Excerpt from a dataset
####################

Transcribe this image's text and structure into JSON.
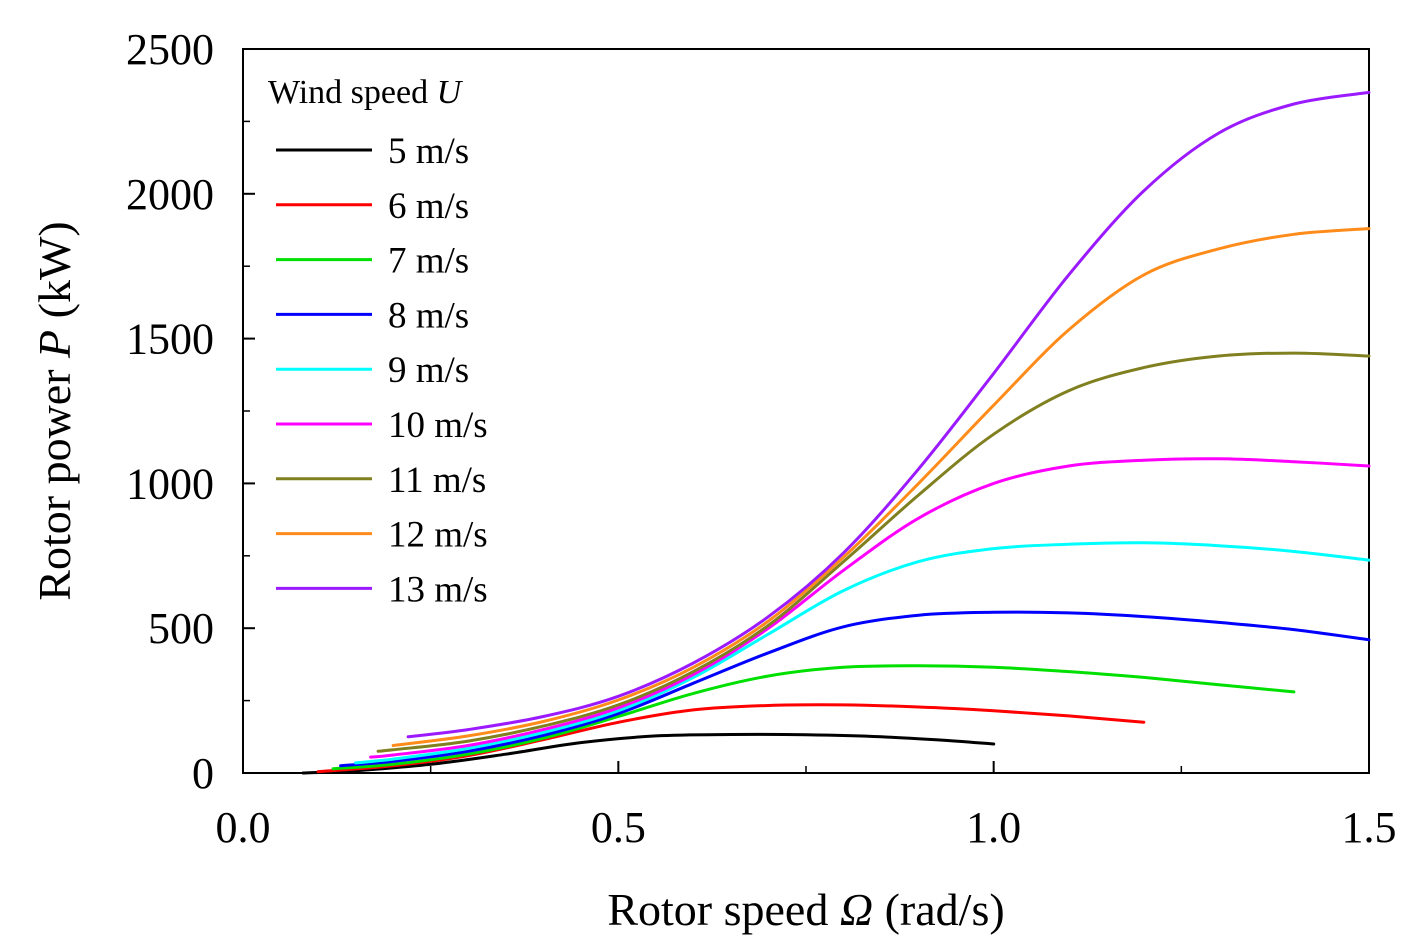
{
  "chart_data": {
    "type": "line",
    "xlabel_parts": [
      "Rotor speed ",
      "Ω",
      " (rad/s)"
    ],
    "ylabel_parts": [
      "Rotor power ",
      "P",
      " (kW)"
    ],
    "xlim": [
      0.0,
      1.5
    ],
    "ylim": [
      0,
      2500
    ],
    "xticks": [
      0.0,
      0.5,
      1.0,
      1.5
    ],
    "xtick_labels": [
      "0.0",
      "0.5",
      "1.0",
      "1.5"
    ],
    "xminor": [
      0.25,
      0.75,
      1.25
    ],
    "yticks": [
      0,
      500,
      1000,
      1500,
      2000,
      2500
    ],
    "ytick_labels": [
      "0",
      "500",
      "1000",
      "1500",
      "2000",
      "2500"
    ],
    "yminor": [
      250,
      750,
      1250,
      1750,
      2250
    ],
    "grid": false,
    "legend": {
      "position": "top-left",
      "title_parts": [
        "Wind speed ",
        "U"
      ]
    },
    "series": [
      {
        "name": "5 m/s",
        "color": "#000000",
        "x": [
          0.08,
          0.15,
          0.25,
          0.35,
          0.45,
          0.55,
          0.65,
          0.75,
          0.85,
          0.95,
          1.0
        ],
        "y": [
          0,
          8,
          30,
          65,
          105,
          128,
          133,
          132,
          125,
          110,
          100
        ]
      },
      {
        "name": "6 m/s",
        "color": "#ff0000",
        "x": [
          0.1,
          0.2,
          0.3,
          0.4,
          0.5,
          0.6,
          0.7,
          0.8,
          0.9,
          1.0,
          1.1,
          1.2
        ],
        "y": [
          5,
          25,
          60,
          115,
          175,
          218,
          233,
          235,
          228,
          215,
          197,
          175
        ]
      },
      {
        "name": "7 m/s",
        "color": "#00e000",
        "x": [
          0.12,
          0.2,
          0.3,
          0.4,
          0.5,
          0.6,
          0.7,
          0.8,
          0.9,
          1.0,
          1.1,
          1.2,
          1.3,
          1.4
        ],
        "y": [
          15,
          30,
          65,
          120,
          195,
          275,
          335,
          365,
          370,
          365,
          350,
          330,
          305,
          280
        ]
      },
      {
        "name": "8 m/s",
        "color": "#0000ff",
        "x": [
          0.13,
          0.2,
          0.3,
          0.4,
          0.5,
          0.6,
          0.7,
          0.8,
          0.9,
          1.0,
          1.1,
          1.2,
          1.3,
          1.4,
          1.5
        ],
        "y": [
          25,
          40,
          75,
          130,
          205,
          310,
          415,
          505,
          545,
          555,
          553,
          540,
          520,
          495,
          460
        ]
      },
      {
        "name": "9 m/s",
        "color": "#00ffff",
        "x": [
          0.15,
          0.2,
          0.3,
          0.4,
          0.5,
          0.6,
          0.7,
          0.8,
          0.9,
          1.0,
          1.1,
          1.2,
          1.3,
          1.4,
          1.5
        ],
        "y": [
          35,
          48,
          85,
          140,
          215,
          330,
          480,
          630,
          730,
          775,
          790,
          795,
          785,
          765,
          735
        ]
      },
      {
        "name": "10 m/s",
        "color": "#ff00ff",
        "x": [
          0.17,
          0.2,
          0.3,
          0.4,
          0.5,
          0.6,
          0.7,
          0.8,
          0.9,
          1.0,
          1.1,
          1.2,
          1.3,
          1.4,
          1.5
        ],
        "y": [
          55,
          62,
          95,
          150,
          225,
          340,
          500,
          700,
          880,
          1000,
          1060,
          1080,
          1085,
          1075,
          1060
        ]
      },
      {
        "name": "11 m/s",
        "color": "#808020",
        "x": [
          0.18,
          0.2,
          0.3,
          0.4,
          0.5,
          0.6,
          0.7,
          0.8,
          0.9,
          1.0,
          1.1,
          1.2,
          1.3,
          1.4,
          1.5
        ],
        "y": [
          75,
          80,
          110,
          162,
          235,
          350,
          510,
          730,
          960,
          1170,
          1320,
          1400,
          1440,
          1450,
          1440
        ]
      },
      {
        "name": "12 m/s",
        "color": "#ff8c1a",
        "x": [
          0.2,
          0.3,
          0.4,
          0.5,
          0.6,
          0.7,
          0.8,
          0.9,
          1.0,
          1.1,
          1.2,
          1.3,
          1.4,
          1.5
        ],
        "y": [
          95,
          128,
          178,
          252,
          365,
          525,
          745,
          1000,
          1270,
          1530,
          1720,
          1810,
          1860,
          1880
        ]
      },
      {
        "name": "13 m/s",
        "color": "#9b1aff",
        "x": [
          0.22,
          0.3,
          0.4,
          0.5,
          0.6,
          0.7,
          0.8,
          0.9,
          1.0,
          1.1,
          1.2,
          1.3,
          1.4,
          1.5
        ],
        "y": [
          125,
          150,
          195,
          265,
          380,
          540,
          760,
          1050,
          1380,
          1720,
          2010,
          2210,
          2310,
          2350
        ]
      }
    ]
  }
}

####################

Transcribe all of the material exactly, leaving out whatever pictures it contains.

Transcribe this image's text and structure into JSON.
{
  "chart_data": {
    "type": "line",
    "xlabel_parts": [
      "Rotor speed ",
      "Ω",
      " (rad/s)"
    ],
    "ylabel_parts": [
      "Rotor power ",
      "P",
      " (kW)"
    ],
    "xlim": [
      0.0,
      1.5
    ],
    "ylim": [
      0,
      2500
    ],
    "xticks": [
      0.0,
      0.5,
      1.0,
      1.5
    ],
    "xtick_labels": [
      "0.0",
      "0.5",
      "1.0",
      "1.5"
    ],
    "xminor": [
      0.25,
      0.75,
      1.25
    ],
    "yticks": [
      0,
      500,
      1000,
      1500,
      2000,
      2500
    ],
    "ytick_labels": [
      "0",
      "500",
      "1000",
      "1500",
      "2000",
      "2500"
    ],
    "yminor": [
      250,
      750,
      1250,
      1750,
      2250
    ],
    "grid": false,
    "legend": {
      "position": "top-left",
      "title_parts": [
        "Wind speed ",
        "U"
      ]
    },
    "series": [
      {
        "name": "5 m/s",
        "color": "#000000",
        "x": [
          0.08,
          0.15,
          0.25,
          0.35,
          0.45,
          0.55,
          0.65,
          0.75,
          0.85,
          0.95,
          1.0
        ],
        "y": [
          0,
          8,
          30,
          65,
          105,
          128,
          133,
          132,
          125,
          110,
          100
        ]
      },
      {
        "name": "6 m/s",
        "color": "#ff0000",
        "x": [
          0.1,
          0.2,
          0.3,
          0.4,
          0.5,
          0.6,
          0.7,
          0.8,
          0.9,
          1.0,
          1.1,
          1.2
        ],
        "y": [
          5,
          25,
          60,
          115,
          175,
          218,
          233,
          235,
          228,
          215,
          197,
          175
        ]
      },
      {
        "name": "7 m/s",
        "color": "#00e000",
        "x": [
          0.12,
          0.2,
          0.3,
          0.4,
          0.5,
          0.6,
          0.7,
          0.8,
          0.9,
          1.0,
          1.1,
          1.2,
          1.3,
          1.4
        ],
        "y": [
          15,
          30,
          65,
          120,
          195,
          275,
          335,
          365,
          370,
          365,
          350,
          330,
          305,
          280
        ]
      },
      {
        "name": "8 m/s",
        "color": "#0000ff",
        "x": [
          0.13,
          0.2,
          0.3,
          0.4,
          0.5,
          0.6,
          0.7,
          0.8,
          0.9,
          1.0,
          1.1,
          1.2,
          1.3,
          1.4,
          1.5
        ],
        "y": [
          25,
          40,
          75,
          130,
          205,
          310,
          415,
          505,
          545,
          555,
          553,
          540,
          520,
          495,
          460
        ]
      },
      {
        "name": "9 m/s",
        "color": "#00ffff",
        "x": [
          0.15,
          0.2,
          0.3,
          0.4,
          0.5,
          0.6,
          0.7,
          0.8,
          0.9,
          1.0,
          1.1,
          1.2,
          1.3,
          1.4,
          1.5
        ],
        "y": [
          35,
          48,
          85,
          140,
          215,
          330,
          480,
          630,
          730,
          775,
          790,
          795,
          785,
          765,
          735
        ]
      },
      {
        "name": "10 m/s",
        "color": "#ff00ff",
        "x": [
          0.17,
          0.2,
          0.3,
          0.4,
          0.5,
          0.6,
          0.7,
          0.8,
          0.9,
          1.0,
          1.1,
          1.2,
          1.3,
          1.4,
          1.5
        ],
        "y": [
          55,
          62,
          95,
          150,
          225,
          340,
          500,
          700,
          880,
          1000,
          1060,
          1080,
          1085,
          1075,
          1060
        ]
      },
      {
        "name": "11 m/s",
        "color": "#808020",
        "x": [
          0.18,
          0.2,
          0.3,
          0.4,
          0.5,
          0.6,
          0.7,
          0.8,
          0.9,
          1.0,
          1.1,
          1.2,
          1.3,
          1.4,
          1.5
        ],
        "y": [
          75,
          80,
          110,
          162,
          235,
          350,
          510,
          730,
          960,
          1170,
          1320,
          1400,
          1440,
          1450,
          1440
        ]
      },
      {
        "name": "12 m/s",
        "color": "#ff8c1a",
        "x": [
          0.2,
          0.3,
          0.4,
          0.5,
          0.6,
          0.7,
          0.8,
          0.9,
          1.0,
          1.1,
          1.2,
          1.3,
          1.4,
          1.5
        ],
        "y": [
          95,
          128,
          178,
          252,
          365,
          525,
          745,
          1000,
          1270,
          1530,
          1720,
          1810,
          1860,
          1880
        ]
      },
      {
        "name": "13 m/s",
        "color": "#9b1aff",
        "x": [
          0.22,
          0.3,
          0.4,
          0.5,
          0.6,
          0.7,
          0.8,
          0.9,
          1.0,
          1.1,
          1.2,
          1.3,
          1.4,
          1.5
        ],
        "y": [
          125,
          150,
          195,
          265,
          380,
          540,
          760,
          1050,
          1380,
          1720,
          2010,
          2210,
          2310,
          2350
        ]
      }
    ]
  }
}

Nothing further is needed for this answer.